*Work to do*. Repeat the listing in full, exactly as it stands.

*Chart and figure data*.

* START *

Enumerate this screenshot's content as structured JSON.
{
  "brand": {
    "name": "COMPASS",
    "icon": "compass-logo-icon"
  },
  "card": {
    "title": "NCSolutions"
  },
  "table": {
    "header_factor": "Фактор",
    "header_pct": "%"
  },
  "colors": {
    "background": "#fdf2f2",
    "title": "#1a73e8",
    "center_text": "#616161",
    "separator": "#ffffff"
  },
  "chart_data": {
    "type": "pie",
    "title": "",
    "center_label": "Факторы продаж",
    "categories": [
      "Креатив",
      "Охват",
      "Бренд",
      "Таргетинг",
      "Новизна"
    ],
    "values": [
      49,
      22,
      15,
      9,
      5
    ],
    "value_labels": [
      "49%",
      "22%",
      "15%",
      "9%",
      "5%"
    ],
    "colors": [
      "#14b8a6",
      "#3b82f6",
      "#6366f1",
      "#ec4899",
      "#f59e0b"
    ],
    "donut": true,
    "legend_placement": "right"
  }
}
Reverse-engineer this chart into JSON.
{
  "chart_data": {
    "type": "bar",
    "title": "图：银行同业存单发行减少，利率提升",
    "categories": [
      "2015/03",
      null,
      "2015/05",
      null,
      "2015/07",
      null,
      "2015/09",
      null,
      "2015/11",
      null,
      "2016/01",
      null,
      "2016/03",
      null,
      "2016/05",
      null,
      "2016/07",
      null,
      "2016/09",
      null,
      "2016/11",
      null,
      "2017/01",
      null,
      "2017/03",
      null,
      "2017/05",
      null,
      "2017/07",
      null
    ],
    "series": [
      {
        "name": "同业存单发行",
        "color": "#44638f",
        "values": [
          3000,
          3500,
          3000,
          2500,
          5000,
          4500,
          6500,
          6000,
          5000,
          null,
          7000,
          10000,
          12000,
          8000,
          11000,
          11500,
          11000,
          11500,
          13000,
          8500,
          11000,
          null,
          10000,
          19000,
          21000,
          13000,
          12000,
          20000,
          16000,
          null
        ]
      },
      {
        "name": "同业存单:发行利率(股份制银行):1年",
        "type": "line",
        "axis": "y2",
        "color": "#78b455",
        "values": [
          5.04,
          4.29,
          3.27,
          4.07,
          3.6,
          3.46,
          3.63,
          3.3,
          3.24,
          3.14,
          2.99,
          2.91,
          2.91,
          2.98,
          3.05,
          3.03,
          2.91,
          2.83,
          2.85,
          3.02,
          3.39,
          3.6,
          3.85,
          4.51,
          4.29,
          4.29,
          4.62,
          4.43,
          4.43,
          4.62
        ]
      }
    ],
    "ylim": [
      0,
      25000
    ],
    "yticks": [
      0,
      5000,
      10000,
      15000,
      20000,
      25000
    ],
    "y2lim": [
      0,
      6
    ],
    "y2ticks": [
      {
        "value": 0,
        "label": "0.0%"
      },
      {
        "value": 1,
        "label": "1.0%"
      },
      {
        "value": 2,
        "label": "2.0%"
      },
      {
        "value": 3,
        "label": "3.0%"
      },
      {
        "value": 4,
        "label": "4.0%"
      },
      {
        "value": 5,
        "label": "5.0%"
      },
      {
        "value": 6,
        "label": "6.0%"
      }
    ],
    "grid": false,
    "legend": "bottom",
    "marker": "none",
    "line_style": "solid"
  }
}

* END *

*Exercise answer*.
Enumerate this screenshot's content as structured JSON.
{
  "brand": {
    "name": "COMPASS",
    "icon": "compass-logo-icon"
  },
  "card": {
    "title": "NCSolutions"
  },
  "table": {
    "header_factor": "Фактор",
    "header_pct": "%"
  },
  "colors": {
    "background": "#fdf2f2",
    "title": "#1a73e8",
    "center_text": "#616161",
    "separator": "#ffffff"
  },
  "chart_data": {
    "type": "pie",
    "title": "",
    "center_label": "Факторы продаж",
    "categories": [
      "Креатив",
      "Охват",
      "Бренд",
      "Таргетинг",
      "Новизна"
    ],
    "values": [
      49,
      22,
      15,
      9,
      5
    ],
    "value_labels": [
      "49%",
      "22%",
      "15%",
      "9%",
      "5%"
    ],
    "colors": [
      "#14b8a6",
      "#3b82f6",
      "#6366f1",
      "#ec4899",
      "#f59e0b"
    ],
    "donut": true,
    "legend_placement": "right"
  }
}
Reverse-engineer this chart into JSON.
{
  "chart_data": {
    "type": "bar",
    "title": "图：银行同业存单发行减少，利率提升",
    "categories": [
      "2015/03",
      null,
      "2015/05",
      null,
      "2015/07",
      null,
      "2015/09",
      null,
      "2015/11",
      null,
      "2016/01",
      null,
      "2016/03",
      null,
      "2016/05",
      null,
      "2016/07",
      null,
      "2016/09",
      null,
      "2016/11",
      null,
      "2017/01",
      null,
      "2017/03",
      null,
      "2017/05",
      null,
      "2017/07",
      null
    ],
    "series": [
      {
        "name": "同业存单发行",
        "color": "#44638f",
        "values": [
          3000,
          3500,
          3000,
          2500,
          5000,
          4500,
          6500,
          6000,
          5000,
          null,
          7000,
          10000,
          12000,
          8000,
          11000,
          11500,
          11000,
          11500,
          13000,
          8500,
          11000,
          null,
          10000,
          19000,
          21000,
          13000,
          12000,
          20000,
          16000,
          null
        ]
      },
      {
        "name": "同业存单:发行利率(股份制银行):1年",
        "type": "line",
        "axis": "y2",
        "color": "#78b455",
        "values": [
          5.04,
          4.29,
          3.27,
          4.07,
          3.6,
          3.46,
          3.63,
          3.3,
          3.24,
          3.14,
          2.99,
          2.91,
          2.91,
          2.98,
          3.05,
          3.03,
          2.91,
          2.83,
          2.85,
          3.02,
          3.39,
          3.6,
          3.85,
          4.51,
          4.29,
          4.29,
          4.62,
          4.43,
          4.43,
          4.62
        ]
      }
    ],
    "ylim": [
      0,
      25000
    ],
    "yticks": [
      0,
      5000,
      10000,
      15000,
      20000,
      25000
    ],
    "y2lim": [
      0,
      6
    ],
    "y2ticks": [
      {
        "value": 0,
        "label": "0.0%"
      },
      {
        "value": 1,
        "label": "1.0%"
      },
      {
        "value": 2,
        "label": "2.0%"
      },
      {
        "value": 3,
        "label": "3.0%"
      },
      {
        "value": 4,
        "label": "4.0%"
      },
      {
        "value": 5,
        "label": "5.0%"
      },
      {
        "value": 6,
        "label": "6.0%"
      }
    ],
    "grid": false,
    "legend": "bottom",
    "marker": "none",
    "line_style": "solid"
  }
}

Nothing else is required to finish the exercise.